[Source records]
____
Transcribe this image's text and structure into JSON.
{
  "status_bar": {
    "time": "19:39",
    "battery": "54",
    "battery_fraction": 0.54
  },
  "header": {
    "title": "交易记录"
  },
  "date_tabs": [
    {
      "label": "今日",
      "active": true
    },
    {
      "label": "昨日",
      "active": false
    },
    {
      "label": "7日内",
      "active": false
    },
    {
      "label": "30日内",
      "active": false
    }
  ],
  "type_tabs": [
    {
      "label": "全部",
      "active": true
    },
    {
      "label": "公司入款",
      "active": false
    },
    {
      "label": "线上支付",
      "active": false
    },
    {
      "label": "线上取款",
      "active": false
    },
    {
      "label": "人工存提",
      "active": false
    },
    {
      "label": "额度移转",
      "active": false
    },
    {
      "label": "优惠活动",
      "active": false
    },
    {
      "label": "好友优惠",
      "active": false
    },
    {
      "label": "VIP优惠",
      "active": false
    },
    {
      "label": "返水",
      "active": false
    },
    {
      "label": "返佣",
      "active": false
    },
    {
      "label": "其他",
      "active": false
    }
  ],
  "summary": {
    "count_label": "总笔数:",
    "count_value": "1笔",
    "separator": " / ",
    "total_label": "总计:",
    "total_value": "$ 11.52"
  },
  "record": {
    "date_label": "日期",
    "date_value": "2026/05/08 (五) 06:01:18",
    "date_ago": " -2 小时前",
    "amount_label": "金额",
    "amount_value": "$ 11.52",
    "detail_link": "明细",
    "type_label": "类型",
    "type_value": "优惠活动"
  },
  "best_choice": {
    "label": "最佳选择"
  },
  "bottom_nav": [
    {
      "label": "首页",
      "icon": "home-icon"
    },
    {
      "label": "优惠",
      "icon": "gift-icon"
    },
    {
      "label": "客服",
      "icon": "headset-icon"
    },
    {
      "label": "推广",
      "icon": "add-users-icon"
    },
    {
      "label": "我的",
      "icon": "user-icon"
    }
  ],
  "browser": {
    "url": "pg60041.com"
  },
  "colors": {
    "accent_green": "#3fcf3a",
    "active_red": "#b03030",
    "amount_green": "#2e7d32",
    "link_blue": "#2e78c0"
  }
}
____
◆ Work instructions ◆
Write out every record, exactly as written.

◆ Reply to the task ◆
Transcribe this image's text and structure into JSON.
{
  "status_bar": {
    "time": "19:39",
    "battery": "54",
    "battery_fraction": 0.54
  },
  "header": {
    "title": "交易记录"
  },
  "date_tabs": [
    {
      "label": "今日",
      "active": true
    },
    {
      "label": "昨日",
      "active": false
    },
    {
      "label": "7日内",
      "active": false
    },
    {
      "label": "30日内",
      "active": false
    }
  ],
  "type_tabs": [
    {
      "label": "全部",
      "active": true
    },
    {
      "label": "公司入款",
      "active": false
    },
    {
      "label": "线上支付",
      "active": false
    },
    {
      "label": "线上取款",
      "active": false
    },
    {
      "label": "人工存提",
      "active": false
    },
    {
      "label": "额度移转",
      "active": false
    },
    {
      "label": "优惠活动",
      "active": false
    },
    {
      "label": "好友优惠",
      "active": false
    },
    {
      "label": "VIP优惠",
      "active": false
    },
    {
      "label": "返水",
      "active": false
    },
    {
      "label": "返佣",
      "active": false
    },
    {
      "label": "其他",
      "active": false
    }
  ],
  "summary": {
    "count_label": "总笔数:",
    "count_value": "1笔",
    "separator": " / ",
    "total_label": "总计:",
    "total_value": "$ 11.52"
  },
  "record": {
    "date_label": "日期",
    "date_value": "2026/05/08 (五) 06:01:18",
    "date_ago": " -2 小时前",
    "amount_label": "金额",
    "amount_value": "$ 11.52",
    "detail_link": "明细",
    "type_label": "类型",
    "type_value": "优惠活动"
  },
  "best_choice": {
    "label": "最佳选择"
  },
  "bottom_nav": [
    {
      "label": "首页",
      "icon": "home-icon"
    },
    {
      "label": "优惠",
      "icon": "gift-icon"
    },
    {
      "label": "客服",
      "icon": "headset-icon"
    },
    {
      "label": "推广",
      "icon": "add-users-icon"
    },
    {
      "label": "我的",
      "icon": "user-icon"
    }
  ],
  "browser": {
    "url": "pg60041.com"
  },
  "colors": {
    "accent_green": "#3fcf3a",
    "active_red": "#b03030",
    "amount_green": "#2e7d32",
    "link_blue": "#2e78c0"
  }
}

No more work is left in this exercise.